▶ Problem to solve: Skip the pictures. Repeat everything else in the records word for word.

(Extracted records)
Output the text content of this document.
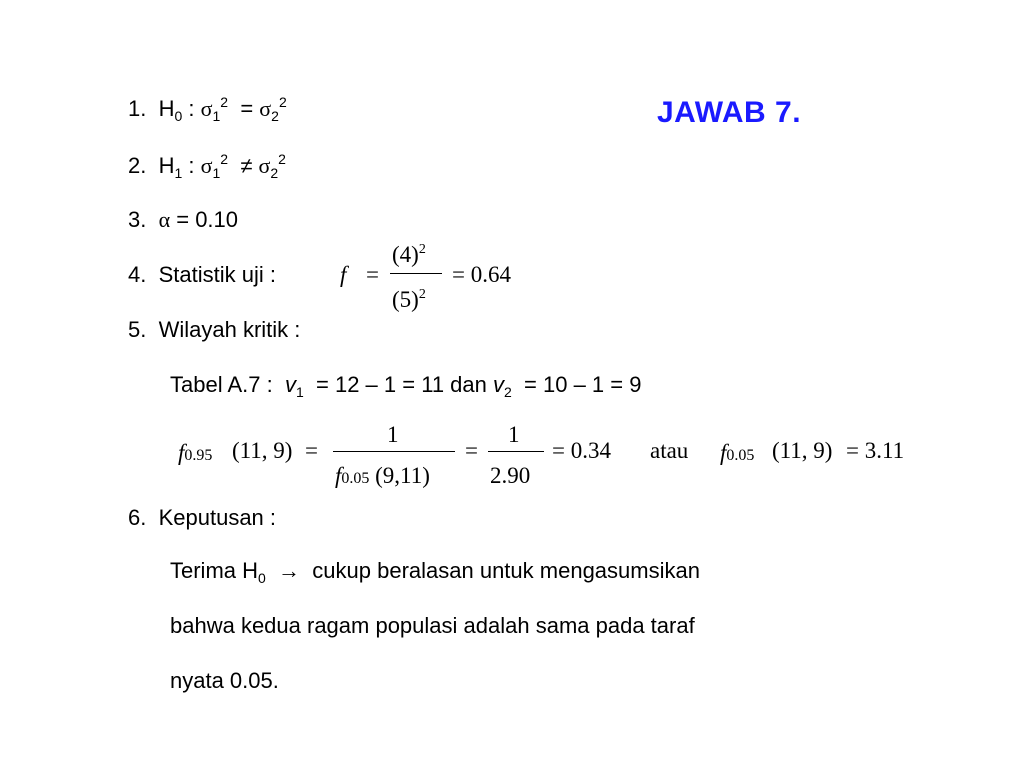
JAWAB 7.
1. $H_0$ : $\sigma_1^2 = \sigma_2^2$
2. $H_1$ : $\sigma_1^2 \ne \sigma_2^2$
3. α = 0.10
4. Statistik uji :	f =
$(4)^2$
$(5)^2$
= 0.64
5. Wilayah kritik :
Tabel A.7 : $v_1 = 12 - 1 = 11$ dan $v_2 = 10 - 1 = 9$
f0.95 (11, 9) =
1
f0.05 (9,11)
=
1
2.90
= 0.34 atau f0.05 (11, 9) = 3.11
6. Keputusan :
Terima $H_0$ → cukup beralasan untuk mengasumsikan
bahwa kedua ragam populasi adalah sama pada taraf
nyata 0.05.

▶ Response to the task:
Output the text content of this document.
JAWAB 7.
1. $H_0$ : $\sigma_1^2 = \sigma_2^2$
2. $H_1$ : $\sigma_1^2 \ne \sigma_2^2$
3. α = 0.10
4. Statistik uji :	f =
$(4)^2$
$(5)^2$
= 0.64
5. Wilayah kritik :
Tabel A.7 : $v_1 = 12 - 1 = 11$ dan $v_2 = 10 - 1 = 9$
f0.95 (11, 9) =
1
f0.05 (9,11)
=
1
2.90
= 0.34 atau f0.05 (11, 9) = 3.11
6. Keputusan :
Terima $H_0$ → cukup beralasan untuk mengasumsikan
bahwa kedua ragam populasi adalah sama pada taraf
nyata 0.05.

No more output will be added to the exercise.